◆ **A block of data**:
-- Start --
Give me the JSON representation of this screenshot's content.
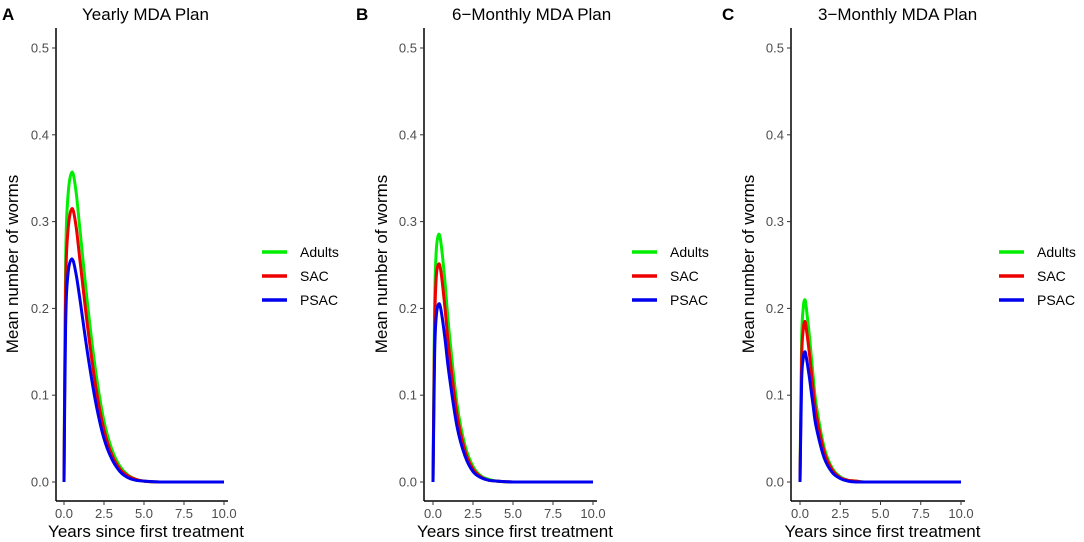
{
  "chart_data": [
    {
      "type": "line",
      "panel": "A",
      "title": "Yearly MDA Plan",
      "xlabel": "Years since first treatment",
      "ylabel": "Mean number of worms",
      "xlim": [
        0,
        10
      ],
      "ylim": [
        0,
        0.5
      ],
      "xticks": [
        "0.0",
        "2.5",
        "5.0",
        "7.5",
        "10.0"
      ],
      "yticks": [
        "0.0",
        "0.1",
        "0.2",
        "0.3",
        "0.4",
        "0.5"
      ],
      "grid": false,
      "legend_position": "right",
      "x": [
        0,
        0.1,
        0.25,
        0.5,
        0.75,
        1.0,
        1.5,
        2.0,
        2.5,
        3.0,
        3.5,
        4.0,
        4.5,
        5.0,
        6.0,
        7.5,
        10.0
      ],
      "series": [
        {
          "name": "Adults",
          "color": "#00ee00",
          "values": [
            0,
            0.25,
            0.33,
            0.357,
            0.335,
            0.29,
            0.2,
            0.125,
            0.07,
            0.037,
            0.018,
            0.008,
            0.003,
            0.001,
            0,
            0,
            0
          ]
        },
        {
          "name": "SAC",
          "color": "#ee0000",
          "values": [
            0,
            0.22,
            0.29,
            0.315,
            0.295,
            0.255,
            0.175,
            0.108,
            0.06,
            0.031,
            0.015,
            0.007,
            0.003,
            0.001,
            0,
            0,
            0
          ]
        },
        {
          "name": "PSAC",
          "color": "#0000ee",
          "values": [
            0,
            0.18,
            0.24,
            0.257,
            0.24,
            0.21,
            0.145,
            0.09,
            0.05,
            0.026,
            0.012,
            0.005,
            0.002,
            0.001,
            0,
            0,
            0
          ]
        }
      ]
    },
    {
      "type": "line",
      "panel": "B",
      "title": "6−Monthly MDA Plan",
      "xlabel": "Years since first treatment",
      "ylabel": "Mean number of worms",
      "xlim": [
        0,
        10
      ],
      "ylim": [
        0,
        0.5
      ],
      "xticks": [
        "0.0",
        "2.5",
        "5.0",
        "7.5",
        "10.0"
      ],
      "yticks": [
        "0.0",
        "0.1",
        "0.2",
        "0.3",
        "0.4",
        "0.5"
      ],
      "grid": false,
      "legend_position": "right",
      "x": [
        0,
        0.1,
        0.2,
        0.35,
        0.5,
        0.75,
        1.0,
        1.5,
        2.0,
        2.5,
        3.0,
        3.5,
        4.0,
        5.0,
        6.0,
        7.5,
        10.0
      ],
      "series": [
        {
          "name": "Adults",
          "color": "#00ee00",
          "values": [
            0,
            0.2,
            0.265,
            0.285,
            0.275,
            0.23,
            0.175,
            0.09,
            0.042,
            0.018,
            0.007,
            0.003,
            0.001,
            0,
            0,
            0,
            0
          ]
        },
        {
          "name": "SAC",
          "color": "#ee0000",
          "values": [
            0,
            0.175,
            0.235,
            0.251,
            0.242,
            0.2,
            0.152,
            0.078,
            0.036,
            0.015,
            0.006,
            0.002,
            0.001,
            0,
            0,
            0,
            0
          ]
        },
        {
          "name": "PSAC",
          "color": "#0000ee",
          "values": [
            0,
            0.145,
            0.19,
            0.205,
            0.198,
            0.165,
            0.125,
            0.064,
            0.03,
            0.012,
            0.005,
            0.002,
            0.001,
            0,
            0,
            0,
            0
          ]
        }
      ]
    },
    {
      "type": "line",
      "panel": "C",
      "title": "3−Monthly MDA Plan",
      "xlabel": "Years since first treatment",
      "ylabel": "Mean number of worms",
      "xlim": [
        0,
        10
      ],
      "ylim": [
        0,
        0.5
      ],
      "xticks": [
        "0.0",
        "2.5",
        "5.0",
        "7.5",
        "10.0"
      ],
      "yticks": [
        "0.0",
        "0.1",
        "0.2",
        "0.3",
        "0.4",
        "0.5"
      ],
      "grid": false,
      "legend_position": "right",
      "x": [
        0,
        0.1,
        0.2,
        0.3,
        0.4,
        0.6,
        0.8,
        1.0,
        1.5,
        2.0,
        2.5,
        3.0,
        3.5,
        4.0,
        5.0,
        7.5,
        10.0
      ],
      "series": [
        {
          "name": "Adults",
          "color": "#00ee00",
          "values": [
            0,
            0.16,
            0.2,
            0.21,
            0.2,
            0.165,
            0.125,
            0.09,
            0.04,
            0.016,
            0.006,
            0.002,
            0.001,
            0,
            0,
            0,
            0
          ]
        },
        {
          "name": "SAC",
          "color": "#ee0000",
          "values": [
            0,
            0.14,
            0.175,
            0.185,
            0.176,
            0.145,
            0.11,
            0.079,
            0.035,
            0.014,
            0.005,
            0.002,
            0.001,
            0,
            0,
            0,
            0
          ]
        },
        {
          "name": "PSAC",
          "color": "#0000ee",
          "values": [
            0,
            0.115,
            0.142,
            0.15,
            0.143,
            0.118,
            0.09,
            0.064,
            0.028,
            0.011,
            0.004,
            0.001,
            0,
            0,
            0,
            0,
            0
          ]
        }
      ]
    }
  ]
}
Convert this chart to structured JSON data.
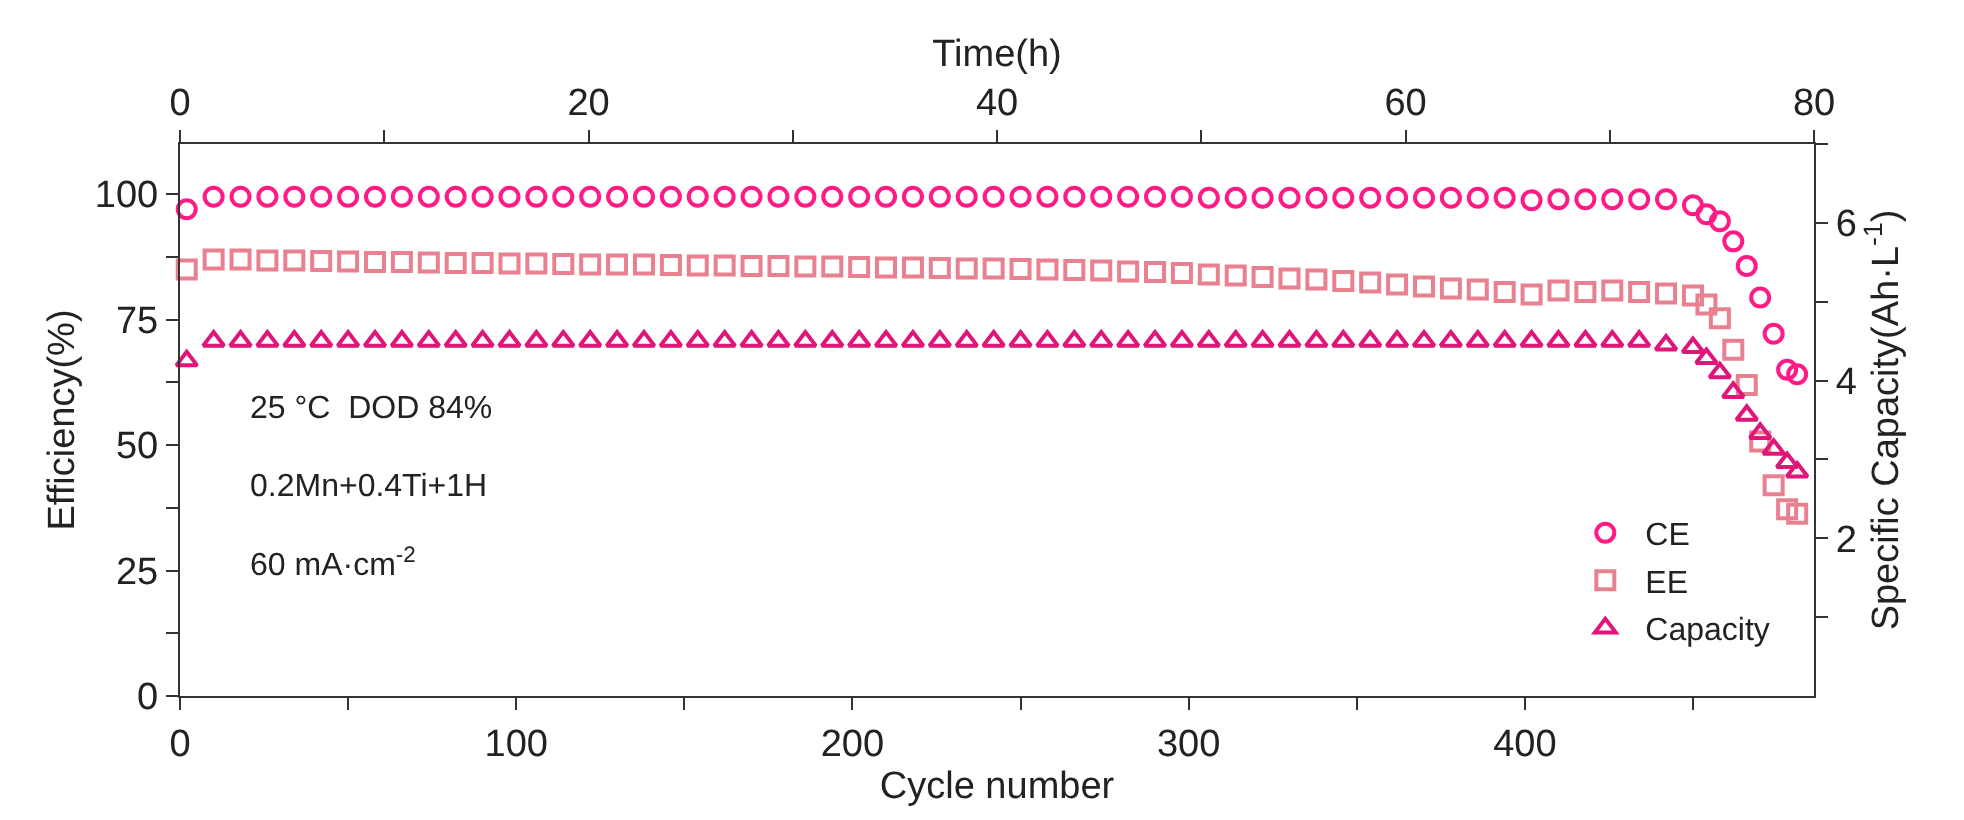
{
  "chart_data": {
    "type": "scatter",
    "xlabel": "Cycle number",
    "ylabel": "Efficiency(%)",
    "y2label": "Specific Capacity(Ah·L$^{-1}$)",
    "x2label": "Time(h)",
    "x": [
      2,
      10,
      18,
      26,
      34,
      42,
      50,
      58,
      66,
      74,
      82,
      90,
      98,
      106,
      114,
      122,
      130,
      138,
      146,
      154,
      162,
      170,
      178,
      186,
      194,
      202,
      210,
      218,
      226,
      234,
      242,
      250,
      258,
      266,
      274,
      282,
      290,
      298,
      306,
      314,
      322,
      330,
      338,
      346,
      354,
      362,
      370,
      378,
      386,
      394,
      402,
      410,
      418,
      426,
      434,
      442,
      450,
      454,
      458,
      462,
      466,
      470,
      474,
      478,
      481
    ],
    "series": [
      {
        "name": "CE",
        "color": "#ff1a85",
        "marker": "circle",
        "values": [
          97,
          99.5,
          99.5,
          99.5,
          99.5,
          99.5,
          99.5,
          99.5,
          99.5,
          99.5,
          99.5,
          99.5,
          99.5,
          99.5,
          99.5,
          99.5,
          99.5,
          99.5,
          99.5,
          99.5,
          99.5,
          99.5,
          99.5,
          99.5,
          99.5,
          99.5,
          99.5,
          99.5,
          99.5,
          99.5,
          99.5,
          99.5,
          99.5,
          99.5,
          99.5,
          99.5,
          99.5,
          99.5,
          99.3,
          99.3,
          99.3,
          99.3,
          99.3,
          99.3,
          99.3,
          99.3,
          99.3,
          99.3,
          99.3,
          99.3,
          98.8,
          99,
          99,
          99,
          99,
          99,
          97.8,
          96,
          94.6,
          90.6,
          85.7,
          79.4,
          72.2,
          65,
          64.1
        ]
      },
      {
        "name": "EE",
        "color": "#e8808f",
        "marker": "square",
        "values": [
          85,
          87,
          87,
          86.8,
          86.8,
          86.7,
          86.6,
          86.5,
          86.5,
          86.4,
          86.3,
          86.3,
          86.2,
          86.2,
          86.1,
          86,
          86,
          86,
          85.9,
          85.8,
          85.8,
          85.7,
          85.7,
          85.6,
          85.6,
          85.5,
          85.4,
          85.4,
          85.3,
          85.2,
          85.2,
          85.1,
          85,
          84.9,
          84.8,
          84.6,
          84.5,
          84.3,
          84,
          83.8,
          83.5,
          83.2,
          83,
          82.7,
          82.4,
          82,
          81.6,
          81.2,
          81,
          80.5,
          80,
          80.8,
          80.5,
          80.8,
          80.5,
          80.2,
          79.8,
          78,
          75.3,
          69,
          62,
          50.7,
          42,
          37.2,
          36.3
        ]
      },
      {
        "name": "Capacity",
        "color": "#e0157a",
        "marker": "triangle",
        "axis": "y2",
        "values": [
          4.25,
          4.5,
          4.5,
          4.5,
          4.5,
          4.5,
          4.5,
          4.5,
          4.5,
          4.5,
          4.5,
          4.5,
          4.5,
          4.5,
          4.5,
          4.5,
          4.5,
          4.5,
          4.5,
          4.5,
          4.5,
          4.5,
          4.5,
          4.5,
          4.5,
          4.5,
          4.5,
          4.5,
          4.5,
          4.5,
          4.5,
          4.5,
          4.5,
          4.5,
          4.5,
          4.5,
          4.5,
          4.5,
          4.5,
          4.5,
          4.5,
          4.5,
          4.5,
          4.5,
          4.5,
          4.5,
          4.5,
          4.5,
          4.5,
          4.5,
          4.5,
          4.5,
          4.5,
          4.5,
          4.5,
          4.45,
          4.42,
          4.28,
          4.1,
          3.85,
          3.56,
          3.33,
          3.13,
          2.96,
          2.84
        ]
      }
    ],
    "xlim": [
      0,
      486
    ],
    "xticks": [
      0,
      {
        "value": 50,
        "label": null
      },
      100,
      {
        "value": 150,
        "label": null
      },
      200,
      {
        "value": 250,
        "label": null
      },
      300,
      {
        "value": 350,
        "label": null
      },
      400,
      {
        "value": 450,
        "label": null
      }
    ],
    "x2lim": [
      0,
      80
    ],
    "x2ticks": [
      0,
      {
        "value": 10,
        "label": null
      },
      20,
      {
        "value": 30,
        "label": null
      },
      40,
      {
        "value": 50,
        "label": null
      },
      60,
      {
        "value": 70,
        "label": null
      },
      80
    ],
    "ylim": [
      0,
      110
    ],
    "yticks": [
      0,
      {
        "value": 12.5,
        "label": null
      },
      25,
      {
        "value": 37.5,
        "label": null
      },
      50,
      {
        "value": 62.5,
        "label": null
      },
      75,
      {
        "value": 87.5,
        "label": null
      },
      100
    ],
    "y2lim": [
      0,
      7
    ],
    "y2ticks": [
      {
        "value": 1,
        "label": null
      },
      2,
      {
        "value": 3,
        "label": null
      },
      4,
      {
        "value": 5,
        "label": null
      },
      6,
      {
        "value": 7,
        "label": null
      }
    ],
    "annotations": [
      "25 °C  DOD 84%",
      "0.2Mn+0.4Ti+1H",
      "60 mA·cm$^{-2}$"
    ],
    "legend": "bottom right"
  }
}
-- End --
From the records above, pull out every line containing the word "JSON".

Give me the JSON representation of this screenshot's content.
Convert this chart to structured JSON data.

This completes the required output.